Collected data entries:
--- Begin ---

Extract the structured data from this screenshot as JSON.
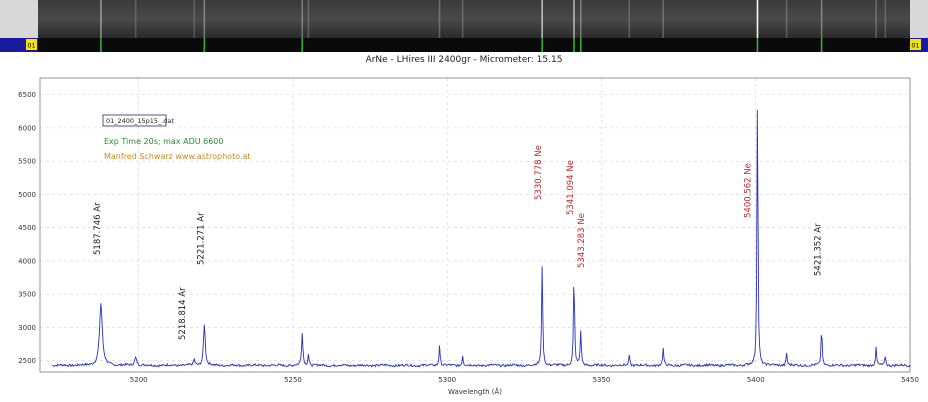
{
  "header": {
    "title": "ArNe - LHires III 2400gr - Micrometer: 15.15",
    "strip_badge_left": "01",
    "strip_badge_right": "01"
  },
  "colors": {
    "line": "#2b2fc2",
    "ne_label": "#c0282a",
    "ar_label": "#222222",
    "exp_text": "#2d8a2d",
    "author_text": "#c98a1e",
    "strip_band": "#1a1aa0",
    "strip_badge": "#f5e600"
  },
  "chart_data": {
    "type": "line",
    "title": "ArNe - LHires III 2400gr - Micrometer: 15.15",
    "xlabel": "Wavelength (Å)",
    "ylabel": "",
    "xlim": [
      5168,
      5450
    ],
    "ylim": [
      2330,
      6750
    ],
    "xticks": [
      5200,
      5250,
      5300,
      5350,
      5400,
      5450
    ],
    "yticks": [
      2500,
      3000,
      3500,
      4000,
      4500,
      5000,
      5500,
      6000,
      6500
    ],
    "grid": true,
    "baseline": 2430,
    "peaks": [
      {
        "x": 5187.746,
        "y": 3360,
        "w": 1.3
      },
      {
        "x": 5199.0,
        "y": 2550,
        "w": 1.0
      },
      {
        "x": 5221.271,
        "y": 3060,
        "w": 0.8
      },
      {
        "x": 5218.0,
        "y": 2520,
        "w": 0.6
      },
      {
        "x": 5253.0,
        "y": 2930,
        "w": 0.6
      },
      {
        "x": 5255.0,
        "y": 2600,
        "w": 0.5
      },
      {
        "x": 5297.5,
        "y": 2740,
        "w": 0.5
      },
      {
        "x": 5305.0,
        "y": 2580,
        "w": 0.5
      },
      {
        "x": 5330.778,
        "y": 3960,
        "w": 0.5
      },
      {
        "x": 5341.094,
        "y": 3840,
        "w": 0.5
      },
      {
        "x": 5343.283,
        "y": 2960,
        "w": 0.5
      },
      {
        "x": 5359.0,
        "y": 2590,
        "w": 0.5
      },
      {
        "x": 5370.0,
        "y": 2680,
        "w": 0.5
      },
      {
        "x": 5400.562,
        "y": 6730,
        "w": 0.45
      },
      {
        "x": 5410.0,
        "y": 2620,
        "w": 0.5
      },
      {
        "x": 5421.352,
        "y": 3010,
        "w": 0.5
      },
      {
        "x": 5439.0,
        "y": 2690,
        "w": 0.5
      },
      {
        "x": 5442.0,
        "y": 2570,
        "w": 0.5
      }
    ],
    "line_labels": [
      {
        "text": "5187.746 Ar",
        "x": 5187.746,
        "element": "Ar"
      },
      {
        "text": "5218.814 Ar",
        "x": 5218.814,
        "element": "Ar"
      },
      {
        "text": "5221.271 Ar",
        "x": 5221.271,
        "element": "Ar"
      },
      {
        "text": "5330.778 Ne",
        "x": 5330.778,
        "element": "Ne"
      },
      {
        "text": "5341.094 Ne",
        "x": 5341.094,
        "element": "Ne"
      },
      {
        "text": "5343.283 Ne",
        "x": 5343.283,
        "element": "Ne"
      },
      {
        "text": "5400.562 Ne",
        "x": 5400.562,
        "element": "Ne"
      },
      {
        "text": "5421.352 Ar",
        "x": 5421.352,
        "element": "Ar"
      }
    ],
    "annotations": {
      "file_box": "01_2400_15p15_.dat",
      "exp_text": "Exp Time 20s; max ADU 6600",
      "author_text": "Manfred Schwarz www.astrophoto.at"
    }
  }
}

--- End ---
--- Begin ---

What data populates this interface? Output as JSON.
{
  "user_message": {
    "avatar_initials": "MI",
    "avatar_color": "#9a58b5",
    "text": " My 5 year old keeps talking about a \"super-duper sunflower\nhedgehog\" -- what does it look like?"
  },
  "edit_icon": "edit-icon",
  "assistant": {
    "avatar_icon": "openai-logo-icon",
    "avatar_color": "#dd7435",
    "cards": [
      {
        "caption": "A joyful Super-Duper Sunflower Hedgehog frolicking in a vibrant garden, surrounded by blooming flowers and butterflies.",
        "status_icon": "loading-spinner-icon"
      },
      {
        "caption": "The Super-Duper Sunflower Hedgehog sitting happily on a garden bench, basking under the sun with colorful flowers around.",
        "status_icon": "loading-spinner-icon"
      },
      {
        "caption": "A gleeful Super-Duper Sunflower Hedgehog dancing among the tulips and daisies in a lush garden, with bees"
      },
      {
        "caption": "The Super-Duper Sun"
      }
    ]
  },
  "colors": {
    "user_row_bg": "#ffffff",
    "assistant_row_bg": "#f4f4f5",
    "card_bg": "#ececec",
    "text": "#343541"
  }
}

--- End ---
--- Begin ---

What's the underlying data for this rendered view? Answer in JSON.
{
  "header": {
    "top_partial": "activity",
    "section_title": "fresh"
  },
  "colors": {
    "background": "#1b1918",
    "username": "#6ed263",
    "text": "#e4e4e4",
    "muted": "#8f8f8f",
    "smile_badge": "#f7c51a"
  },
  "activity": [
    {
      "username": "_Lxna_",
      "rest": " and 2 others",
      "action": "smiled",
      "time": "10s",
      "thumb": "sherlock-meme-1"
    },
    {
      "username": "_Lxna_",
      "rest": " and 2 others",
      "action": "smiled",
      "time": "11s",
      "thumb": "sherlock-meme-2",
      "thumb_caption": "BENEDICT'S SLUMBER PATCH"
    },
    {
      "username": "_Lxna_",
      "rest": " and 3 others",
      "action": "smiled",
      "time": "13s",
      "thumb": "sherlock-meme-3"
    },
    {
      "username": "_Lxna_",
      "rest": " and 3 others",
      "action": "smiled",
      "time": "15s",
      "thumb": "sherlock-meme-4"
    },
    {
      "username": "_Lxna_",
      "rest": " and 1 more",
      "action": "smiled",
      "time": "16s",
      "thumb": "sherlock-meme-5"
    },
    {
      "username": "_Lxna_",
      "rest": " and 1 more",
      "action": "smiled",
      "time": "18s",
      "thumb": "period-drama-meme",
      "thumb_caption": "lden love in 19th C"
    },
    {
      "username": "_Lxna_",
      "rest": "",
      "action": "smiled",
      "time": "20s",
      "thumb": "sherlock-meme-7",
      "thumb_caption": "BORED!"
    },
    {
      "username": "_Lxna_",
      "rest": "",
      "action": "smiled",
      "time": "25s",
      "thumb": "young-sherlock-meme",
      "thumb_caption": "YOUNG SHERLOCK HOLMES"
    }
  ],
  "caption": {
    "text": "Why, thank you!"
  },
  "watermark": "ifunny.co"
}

--- End ---

GOAL:
Scan the material for lines with the word "flowers", and copy each line you find.

SOLUTION TO THE PROBLEM:
        "caption": "A joyful Super-Duper Sunflower Hedgehog frolicking in a vibrant garden, surrounded by blooming flowers and butterflies.",
        "caption": "The Super-Duper Sunflower Hedgehog sitting happily on a garden bench, basking under the sun with colorful flowers around.",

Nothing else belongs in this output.